WHAT IS NEEDED =>
Transcribe the listing exactly, leaving out every picture.

DATA LISTING =>
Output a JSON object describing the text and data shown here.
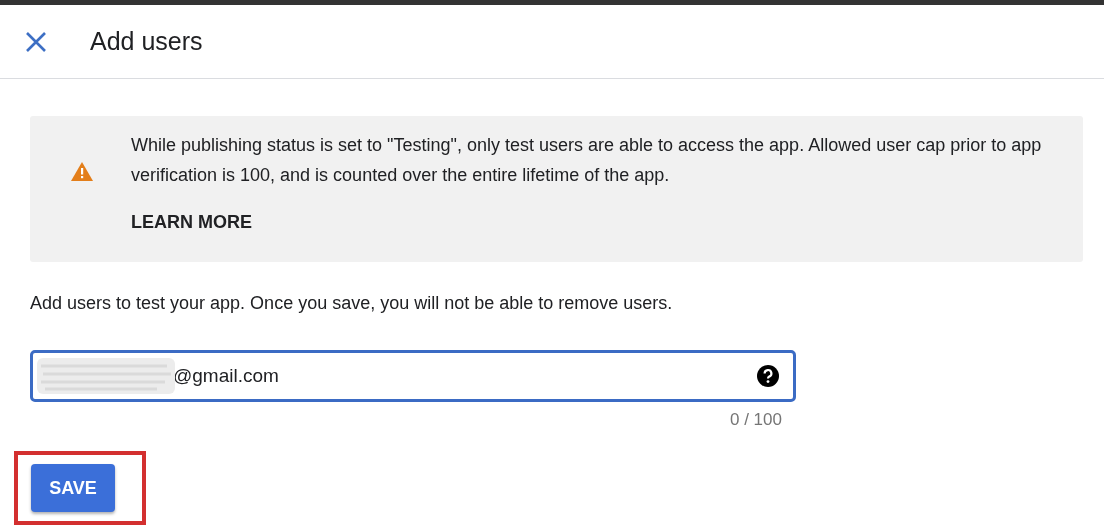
{
  "dialog": {
    "title": "Add users"
  },
  "notice": {
    "text": "While publishing status is set to \"Testing\", only test users are able to access the app. Allowed user cap prior to app verification is 100, and is counted over the entire lifetime of the app.",
    "link": "LEARN MORE"
  },
  "instruction": "Add users to test your app. Once you save, you will not be able to remove users.",
  "email_field": {
    "value": "@gmail.com",
    "redacted": true,
    "counter": "0 / 100"
  },
  "save_button": {
    "label": "SAVE",
    "highlighted": true
  }
}
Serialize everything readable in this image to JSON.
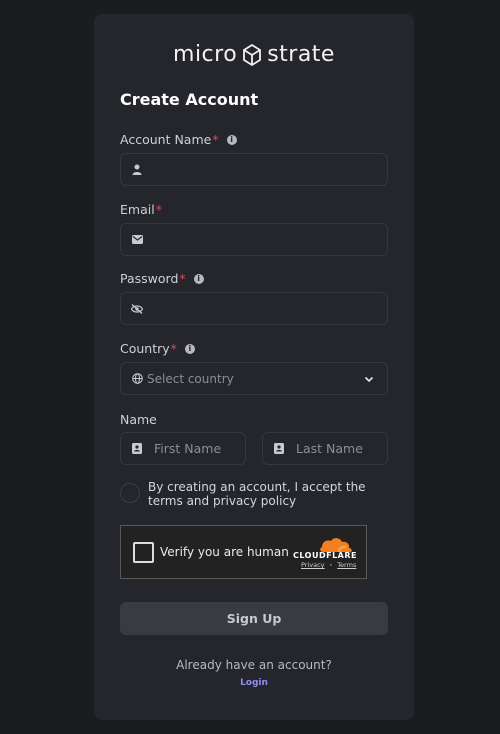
{
  "brand": {
    "left": "micro",
    "right": "strate"
  },
  "form": {
    "title": "Create Account",
    "account_name": {
      "label": "Account Name",
      "required": "*",
      "value": "",
      "placeholder": ""
    },
    "email": {
      "label": "Email",
      "required": "*",
      "value": "",
      "placeholder": ""
    },
    "password": {
      "label": "Password",
      "required": "*",
      "value": "",
      "placeholder": ""
    },
    "country": {
      "label": "Country",
      "required": "*",
      "selected": "Select country"
    },
    "name": {
      "label": "Name",
      "first_placeholder": "First Name",
      "last_placeholder": "Last Name"
    },
    "terms": "By creating an account, I accept the terms and privacy policy",
    "signup_label": "Sign Up",
    "already": "Already have an account?",
    "login_label": "Login"
  },
  "captcha": {
    "label": "Verify you are human",
    "provider": "CLOUDFLARE",
    "privacy": "Privacy",
    "separator": "·",
    "terms": "Terms"
  },
  "colors": {
    "background": "#1b1c20",
    "card": "#25262b",
    "required": "#e5484d",
    "link": "#8e8cf0",
    "button": "#393a42",
    "cloudflare": "#f38020"
  },
  "icons": [
    "logo-mark-icon",
    "info-icon",
    "user-icon",
    "mail-icon",
    "eye-off-icon",
    "globe-icon",
    "chevron-down-icon",
    "id-card-icon",
    "cloud-icon"
  ]
}
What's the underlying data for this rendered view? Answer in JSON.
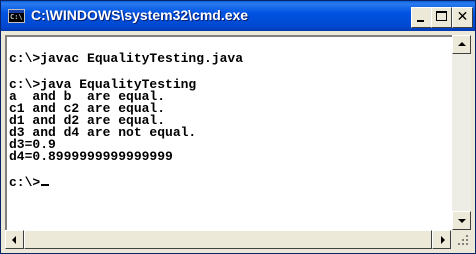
{
  "window": {
    "title": "C:\\WINDOWS\\system32\\cmd.exe",
    "icon_name": "cmd-console-icon",
    "icon_text": "C:\\"
  },
  "titlebar_buttons": {
    "minimize_icon": "minimize-icon",
    "maximize_icon": "maximize-icon",
    "close_icon": "close-icon",
    "close_glyph": "✕"
  },
  "console": {
    "lines": [
      "",
      "c:\\>javac EqualityTesting.java",
      "",
      "c:\\>java EqualityTesting",
      "a  and b  are equal.",
      "c1 and c2 are equal.",
      "d1 and d2 are equal.",
      "d3 and d4 are not equal.",
      "d3=0.9",
      "d4=0.8999999999999999",
      "",
      "c:\\>"
    ],
    "text_color": "#000000",
    "background": "#ffffff"
  },
  "colors": {
    "titlebar": "#0053e1",
    "chrome": "#ece9d8"
  }
}
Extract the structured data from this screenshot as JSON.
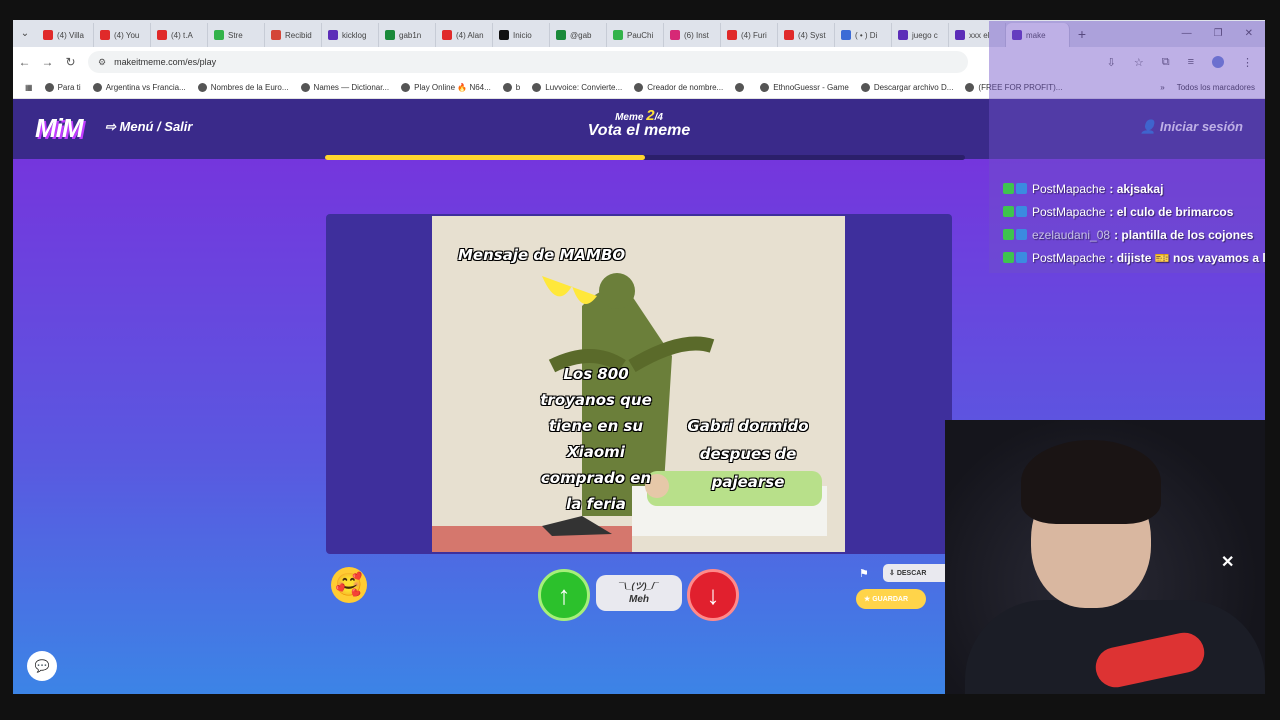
{
  "browser": {
    "tabs": [
      {
        "label": "(4) Villa",
        "color": "#e02a2a"
      },
      {
        "label": "(4) You",
        "color": "#e02a2a"
      },
      {
        "label": "(4) t.A",
        "color": "#e02a2a"
      },
      {
        "label": "Stre",
        "color": "#33b34a"
      },
      {
        "label": "Recibid",
        "color": "#d44638"
      },
      {
        "label": "kicklog",
        "color": "#5c2db8"
      },
      {
        "label": "gab1n",
        "color": "#1a8a3a"
      },
      {
        "label": "(4) Alan",
        "color": "#e02a2a"
      },
      {
        "label": "Inicio",
        "color": "#111111"
      },
      {
        "label": "@gab",
        "color": "#1a8a3a"
      },
      {
        "label": "PauChi",
        "color": "#33b34a"
      },
      {
        "label": "(6) Inst",
        "color": "#d62976"
      },
      {
        "label": "(4) Furi",
        "color": "#e02a2a"
      },
      {
        "label": "(4) Syst",
        "color": "#e02a2a"
      },
      {
        "label": "( • ) Di",
        "color": "#3b6bd6"
      },
      {
        "label": "juego c",
        "color": "#5c2db8"
      },
      {
        "label": "xxx el",
        "color": "#5c2db8"
      },
      {
        "label": "make",
        "color": "#5c2db8"
      }
    ],
    "active_tab_label": "make",
    "url": "makeitmeme.com/es/play",
    "bookmarks": [
      "Para ti",
      "Argentina vs Francia...",
      "Nombres de la Euro...",
      "Names — Dictionar...",
      "Play Online 🔥 N64...",
      "b",
      "Luvvoice: Convierte...",
      "Creador de nombre...",
      "",
      "EthnoGuessr - Game",
      "Descargar archivo D...",
      "(FREE FOR PROFIT)..."
    ],
    "bookmarks_more": "»",
    "all_bookmarks": "Todos los marcadores"
  },
  "site": {
    "logo": "MiM",
    "menu_link": "⇨ Menú / Salir",
    "round_prefix": "Meme",
    "round_current": "2",
    "round_total": "/4",
    "title": "Vota el meme",
    "login": "Iniciar sesión",
    "progress": 0.5
  },
  "meme": {
    "caption_top": "Mensaje de MAMBO",
    "caption_mid": "Los 800 troyanos que tiene en su Xiaomi comprado en la feria",
    "caption_right": "Gabri dormido despues de pajearse"
  },
  "controls": {
    "meh_face": "¯\\_(ツ)_/¯",
    "meh_label": "Meh",
    "download": "DESCAR",
    "save": "GUARDAR"
  },
  "stream_chat": [
    {
      "user": "PostMapache",
      "msg": ": akjsakaj",
      "alt": false
    },
    {
      "user": "PostMapache",
      "msg": ": el culo de brimarcos",
      "alt": false
    },
    {
      "user": "ezelaudani_08",
      "msg": ": plantilla de los cojones",
      "alt": true
    },
    {
      "user": "PostMapache",
      "msg": ": dijiste 🎫 nos vayamos a la",
      "alt": false
    }
  ],
  "colors": {
    "accent_yellow": "#ffd52e",
    "vote_up": "#2cc12c",
    "vote_down": "#e1202e"
  }
}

RESULT OF THE EXERCISE =>
Output a JSON object describing the text and data shown here.
{
  "dialog": {
    "title": "Add users"
  },
  "notice": {
    "text": "While publishing status is set to \"Testing\", only test users are able to access the app. Allowed user cap prior to app verification is 100, and is counted over the entire lifetime of the app.",
    "link": "LEARN MORE"
  },
  "instruction": "Add users to test your app. Once you save, you will not be able to remove users.",
  "email_field": {
    "value": "@gmail.com",
    "redacted": true,
    "counter": "0 / 100"
  },
  "save_button": {
    "label": "SAVE",
    "highlighted": true
  }
}
Serialize everything readable in this image to JSON.
{
  "brand": {
    "left": "micro",
    "right": "strate"
  },
  "form": {
    "title": "Create Account",
    "account_name": {
      "label": "Account Name",
      "required": "*",
      "value": "",
      "placeholder": ""
    },
    "email": {
      "label": "Email",
      "required": "*",
      "value": "",
      "placeholder": ""
    },
    "password": {
      "label": "Password",
      "required": "*",
      "value": "",
      "placeholder": ""
    },
    "country": {
      "label": "Country",
      "required": "*",
      "selected": "Select country"
    },
    "name": {
      "label": "Name",
      "first_placeholder": "First Name",
      "last_placeholder": "Last Name"
    },
    "terms": "By creating an account, I accept the terms and privacy policy",
    "signup_label": "Sign Up",
    "already": "Already have an account?",
    "login_label": "Login"
  },
  "captcha": {
    "label": "Verify you are human",
    "provider": "CLOUDFLARE",
    "privacy": "Privacy",
    "separator": "·",
    "terms": "Terms"
  },
  "colors": {
    "background": "#1b1c20",
    "card": "#25262b",
    "required": "#e5484d",
    "link": "#8e8cf0",
    "button": "#393a42",
    "cloudflare": "#f38020"
  },
  "icons": [
    "logo-mark-icon",
    "info-icon",
    "user-icon",
    "mail-icon",
    "eye-off-icon",
    "globe-icon",
    "chevron-down-icon",
    "id-card-icon",
    "cloud-icon"
  ]
}
What's the underlying data for this rendered view? Answer in JSON.
{
  "window": {
    "title": "C:\\WINDOWS\\system32\\cmd.exe",
    "icon_name": "cmd-console-icon",
    "icon_text": "C:\\"
  },
  "titlebar_buttons": {
    "minimize_icon": "minimize-icon",
    "maximize_icon": "maximize-icon",
    "close_icon": "close-icon",
    "close_glyph": "✕"
  },
  "console": {
    "lines": [
      "",
      "c:\\>javac EqualityTesting.java",
      "",
      "c:\\>java EqualityTesting",
      "a  and b  are equal.",
      "c1 and c2 are equal.",
      "d1 and d2 are equal.",
      "d3 and d4 are not equal.",
      "d3=0.9",
      "d4=0.8999999999999999",
      "",
      "c:\\>"
    ],
    "text_color": "#000000",
    "background": "#ffffff"
  },
  "colors": {
    "titlebar": "#0053e1",
    "chrome": "#ece9d8"
  }
}
Extract the structured data from this screenshot as JSON.
{
  "browser": {
    "tabs": [
      {
        "label": "(4) Villa",
        "color": "#e02a2a"
      },
      {
        "label": "(4) You",
        "color": "#e02a2a"
      },
      {
        "label": "(4) t.A",
        "color": "#e02a2a"
      },
      {
        "label": "Stre",
        "color": "#33b34a"
      },
      {
        "label": "Recibid",
        "color": "#d44638"
      },
      {
        "label": "kicklog",
        "color": "#5c2db8"
      },
      {
        "label": "gab1n",
        "color": "#1a8a3a"
      },
      {
        "label": "(4) Alan",
        "color": "#e02a2a"
      },
      {
        "label": "Inicio",
        "color": "#111111"
      },
      {
        "label": "@gab",
        "color": "#1a8a3a"
      },
      {
        "label": "PauChi",
        "color": "#33b34a"
      },
      {
        "label": "(6) Inst",
        "color": "#d62976"
      },
      {
        "label": "(4) Furi",
        "color": "#e02a2a"
      },
      {
        "label": "(4) Syst",
        "color": "#e02a2a"
      },
      {
        "label": "( • ) Di",
        "color": "#3b6bd6"
      },
      {
        "label": "juego c",
        "color": "#5c2db8"
      },
      {
        "label": "xxx el",
        "color": "#5c2db8"
      },
      {
        "label": "make",
        "color": "#5c2db8"
      }
    ],
    "active_tab_label": "make",
    "url": "makeitmeme.com/es/play",
    "bookmarks": [
      "Para ti",
      "Argentina vs Francia...",
      "Nombres de la Euro...",
      "Names — Dictionar...",
      "Play Online 🔥 N64...",
      "b",
      "Luvvoice: Convierte...",
      "Creador de nombre...",
      "",
      "EthnoGuessr - Game",
      "Descargar archivo D...",
      "(FREE FOR PROFIT)..."
    ],
    "bookmarks_more": "»",
    "all_bookmarks": "Todos los marcadores"
  },
  "site": {
    "logo": "MiM",
    "menu_link": "⇨ Menú / Salir",
    "round_prefix": "Meme",
    "round_current": "2",
    "round_total": "/4",
    "title": "Vota el meme",
    "login": "Iniciar sesión",
    "progress": 0.5
  },
  "meme": {
    "caption_top": "Mensaje de MAMBO",
    "caption_mid": "Los 800 troyanos que tiene en su Xiaomi comprado en la feria",
    "caption_right": "Gabri dormido despues de pajearse"
  },
  "controls": {
    "meh_face": "¯\\_(ツ)_/¯",
    "meh_label": "Meh",
    "download": "DESCAR",
    "save": "GUARDAR"
  },
  "stream_chat": [
    {
      "user": "PostMapache",
      "msg": ": akjsakaj",
      "alt": false
    },
    {
      "user": "PostMapache",
      "msg": ": el culo de brimarcos",
      "alt": false
    },
    {
      "user": "ezelaudani_08",
      "msg": ": plantilla de los cojones",
      "alt": true
    },
    {
      "user": "PostMapache",
      "msg": ": dijiste 🎫 nos vayamos a la",
      "alt": false
    }
  ],
  "colors": {
    "accent_yellow": "#ffd52e",
    "vote_up": "#2cc12c",
    "vote_down": "#e1202e"
  }
}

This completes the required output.